• _Goal_
Both the line containing "Output a JSON" and the last line of the listing are included: write out exactly the lines from one to the other.

• _Extracted material_
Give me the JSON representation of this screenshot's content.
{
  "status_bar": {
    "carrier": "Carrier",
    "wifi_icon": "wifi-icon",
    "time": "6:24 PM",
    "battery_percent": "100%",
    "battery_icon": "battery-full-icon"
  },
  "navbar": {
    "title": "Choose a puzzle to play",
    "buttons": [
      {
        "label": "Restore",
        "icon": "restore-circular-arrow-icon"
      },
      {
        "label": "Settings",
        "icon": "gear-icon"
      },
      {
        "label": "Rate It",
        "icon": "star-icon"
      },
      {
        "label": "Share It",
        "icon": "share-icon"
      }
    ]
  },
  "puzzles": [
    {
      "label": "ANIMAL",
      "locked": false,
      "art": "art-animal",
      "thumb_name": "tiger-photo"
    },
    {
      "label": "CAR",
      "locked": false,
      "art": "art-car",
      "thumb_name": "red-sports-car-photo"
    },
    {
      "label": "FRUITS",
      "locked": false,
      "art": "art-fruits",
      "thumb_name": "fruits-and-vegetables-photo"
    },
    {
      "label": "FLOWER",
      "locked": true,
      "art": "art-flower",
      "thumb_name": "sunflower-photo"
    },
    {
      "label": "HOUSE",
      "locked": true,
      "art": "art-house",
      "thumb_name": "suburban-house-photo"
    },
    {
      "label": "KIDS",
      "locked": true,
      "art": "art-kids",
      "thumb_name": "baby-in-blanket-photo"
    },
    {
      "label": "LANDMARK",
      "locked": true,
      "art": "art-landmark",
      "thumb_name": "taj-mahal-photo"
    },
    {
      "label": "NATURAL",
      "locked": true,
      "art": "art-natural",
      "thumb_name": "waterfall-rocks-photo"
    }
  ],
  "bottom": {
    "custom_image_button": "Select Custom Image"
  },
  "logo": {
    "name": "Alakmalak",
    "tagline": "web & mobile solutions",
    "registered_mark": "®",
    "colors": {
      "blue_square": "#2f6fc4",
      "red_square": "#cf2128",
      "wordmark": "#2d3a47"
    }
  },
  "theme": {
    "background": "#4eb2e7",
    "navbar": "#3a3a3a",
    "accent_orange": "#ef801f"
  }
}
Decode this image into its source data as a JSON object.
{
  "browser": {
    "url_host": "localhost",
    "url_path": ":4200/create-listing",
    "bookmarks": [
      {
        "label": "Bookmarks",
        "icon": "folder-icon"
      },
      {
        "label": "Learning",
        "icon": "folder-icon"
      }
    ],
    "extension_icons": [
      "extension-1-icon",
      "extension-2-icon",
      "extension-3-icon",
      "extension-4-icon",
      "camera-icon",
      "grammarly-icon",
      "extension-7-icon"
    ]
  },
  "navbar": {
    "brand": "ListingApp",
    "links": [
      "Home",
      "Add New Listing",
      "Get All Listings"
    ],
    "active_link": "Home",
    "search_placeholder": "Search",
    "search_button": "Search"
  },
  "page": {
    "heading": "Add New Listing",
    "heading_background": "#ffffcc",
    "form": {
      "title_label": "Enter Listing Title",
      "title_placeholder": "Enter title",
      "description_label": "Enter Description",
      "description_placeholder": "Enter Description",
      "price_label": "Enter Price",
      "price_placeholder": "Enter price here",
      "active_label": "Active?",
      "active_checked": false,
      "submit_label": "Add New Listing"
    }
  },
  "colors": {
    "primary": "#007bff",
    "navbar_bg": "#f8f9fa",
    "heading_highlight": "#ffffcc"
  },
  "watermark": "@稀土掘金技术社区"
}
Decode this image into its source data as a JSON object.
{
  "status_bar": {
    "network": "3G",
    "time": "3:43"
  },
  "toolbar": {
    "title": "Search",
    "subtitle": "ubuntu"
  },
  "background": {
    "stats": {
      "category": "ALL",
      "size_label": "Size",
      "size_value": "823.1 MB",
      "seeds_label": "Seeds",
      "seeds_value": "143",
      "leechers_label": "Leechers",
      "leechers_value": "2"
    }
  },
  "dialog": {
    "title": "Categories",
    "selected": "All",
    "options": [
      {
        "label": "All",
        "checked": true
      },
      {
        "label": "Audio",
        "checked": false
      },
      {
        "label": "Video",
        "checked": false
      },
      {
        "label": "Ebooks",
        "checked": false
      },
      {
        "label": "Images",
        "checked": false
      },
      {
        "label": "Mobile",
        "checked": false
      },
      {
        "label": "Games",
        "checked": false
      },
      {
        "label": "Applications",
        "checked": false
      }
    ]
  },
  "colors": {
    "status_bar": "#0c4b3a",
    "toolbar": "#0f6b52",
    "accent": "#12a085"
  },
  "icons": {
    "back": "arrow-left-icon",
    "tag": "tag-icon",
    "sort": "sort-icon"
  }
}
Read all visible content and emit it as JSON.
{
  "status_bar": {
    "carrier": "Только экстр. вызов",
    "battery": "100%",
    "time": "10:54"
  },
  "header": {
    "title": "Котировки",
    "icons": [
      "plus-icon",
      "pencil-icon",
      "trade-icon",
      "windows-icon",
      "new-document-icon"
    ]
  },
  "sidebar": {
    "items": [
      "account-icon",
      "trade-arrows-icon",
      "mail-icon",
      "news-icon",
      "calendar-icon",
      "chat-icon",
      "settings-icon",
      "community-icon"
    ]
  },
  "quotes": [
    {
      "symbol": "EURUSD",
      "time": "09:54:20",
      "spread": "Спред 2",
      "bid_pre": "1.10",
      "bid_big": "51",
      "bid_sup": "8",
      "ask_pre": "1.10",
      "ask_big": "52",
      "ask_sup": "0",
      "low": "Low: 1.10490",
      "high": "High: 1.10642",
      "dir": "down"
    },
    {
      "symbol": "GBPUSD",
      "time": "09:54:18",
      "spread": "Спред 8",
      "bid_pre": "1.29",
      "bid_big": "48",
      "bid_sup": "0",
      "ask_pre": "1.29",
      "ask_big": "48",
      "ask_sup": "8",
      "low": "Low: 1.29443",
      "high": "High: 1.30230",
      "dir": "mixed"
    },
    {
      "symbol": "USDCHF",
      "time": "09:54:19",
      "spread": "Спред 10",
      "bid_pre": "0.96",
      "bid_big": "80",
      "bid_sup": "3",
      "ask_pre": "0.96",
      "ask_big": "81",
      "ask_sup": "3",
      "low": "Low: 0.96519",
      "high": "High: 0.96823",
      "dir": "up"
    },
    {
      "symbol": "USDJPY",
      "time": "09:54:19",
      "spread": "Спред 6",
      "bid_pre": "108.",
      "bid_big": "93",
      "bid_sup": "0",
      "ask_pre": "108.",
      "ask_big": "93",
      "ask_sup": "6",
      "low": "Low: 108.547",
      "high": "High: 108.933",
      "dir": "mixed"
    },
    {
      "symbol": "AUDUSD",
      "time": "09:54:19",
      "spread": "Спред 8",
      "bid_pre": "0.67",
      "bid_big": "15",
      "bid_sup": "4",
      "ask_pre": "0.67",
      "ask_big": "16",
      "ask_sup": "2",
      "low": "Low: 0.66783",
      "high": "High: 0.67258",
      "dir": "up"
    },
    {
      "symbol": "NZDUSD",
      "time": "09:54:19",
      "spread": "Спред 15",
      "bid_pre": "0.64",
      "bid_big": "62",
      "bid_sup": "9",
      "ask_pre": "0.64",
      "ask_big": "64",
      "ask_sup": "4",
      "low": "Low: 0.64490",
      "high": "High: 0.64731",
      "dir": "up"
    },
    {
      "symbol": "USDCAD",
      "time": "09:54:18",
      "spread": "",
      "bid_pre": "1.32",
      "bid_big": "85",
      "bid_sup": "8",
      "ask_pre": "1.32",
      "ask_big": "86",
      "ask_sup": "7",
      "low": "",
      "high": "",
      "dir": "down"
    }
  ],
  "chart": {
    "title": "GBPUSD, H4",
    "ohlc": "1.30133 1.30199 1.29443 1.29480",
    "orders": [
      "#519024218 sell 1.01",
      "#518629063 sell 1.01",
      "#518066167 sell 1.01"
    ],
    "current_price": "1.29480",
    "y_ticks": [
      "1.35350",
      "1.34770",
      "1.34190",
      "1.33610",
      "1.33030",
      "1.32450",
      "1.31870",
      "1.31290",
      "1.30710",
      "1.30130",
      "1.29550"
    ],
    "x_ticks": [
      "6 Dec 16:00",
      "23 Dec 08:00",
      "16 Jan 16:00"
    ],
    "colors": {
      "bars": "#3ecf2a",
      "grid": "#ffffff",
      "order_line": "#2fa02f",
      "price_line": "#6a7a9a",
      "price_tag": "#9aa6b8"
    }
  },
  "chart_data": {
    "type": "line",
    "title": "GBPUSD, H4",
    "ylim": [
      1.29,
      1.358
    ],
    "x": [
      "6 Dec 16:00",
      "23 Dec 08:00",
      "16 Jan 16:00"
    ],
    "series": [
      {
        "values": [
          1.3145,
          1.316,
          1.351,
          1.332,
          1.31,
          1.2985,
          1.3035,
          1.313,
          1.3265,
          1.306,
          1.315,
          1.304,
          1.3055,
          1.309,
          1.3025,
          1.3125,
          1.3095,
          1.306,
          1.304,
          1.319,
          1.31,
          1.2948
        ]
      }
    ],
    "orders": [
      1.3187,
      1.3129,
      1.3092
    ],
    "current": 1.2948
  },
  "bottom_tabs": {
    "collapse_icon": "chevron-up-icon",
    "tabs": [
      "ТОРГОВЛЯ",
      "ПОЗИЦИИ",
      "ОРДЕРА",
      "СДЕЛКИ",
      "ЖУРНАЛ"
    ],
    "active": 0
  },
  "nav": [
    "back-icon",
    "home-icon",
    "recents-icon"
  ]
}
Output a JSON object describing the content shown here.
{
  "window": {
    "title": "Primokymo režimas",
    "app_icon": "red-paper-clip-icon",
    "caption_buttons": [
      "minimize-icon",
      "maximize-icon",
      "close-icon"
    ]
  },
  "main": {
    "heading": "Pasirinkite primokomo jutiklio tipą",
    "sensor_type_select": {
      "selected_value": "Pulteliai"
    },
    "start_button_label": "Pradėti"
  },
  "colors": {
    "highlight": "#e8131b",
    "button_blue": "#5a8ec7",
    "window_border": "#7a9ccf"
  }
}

• _Finished exercise_
Output a JSON object describing the content shown here.
{
  "window": {
    "title": "Primokymo režimas",
    "app_icon": "red-paper-clip-icon",
    "caption_buttons": [
      "minimize-icon",
      "maximize-icon",
      "close-icon"
    ]
  },
  "main": {
    "heading": "Pasirinkite primokomo jutiklio tipą",
    "sensor_type_select": {
      "selected_value": "Pulteliai"
    },
    "start_button_label": "Pradėti"
  },
  "colors": {
    "highlight": "#e8131b",
    "button_blue": "#5a8ec7",
    "window_border": "#7a9ccf"
  }
}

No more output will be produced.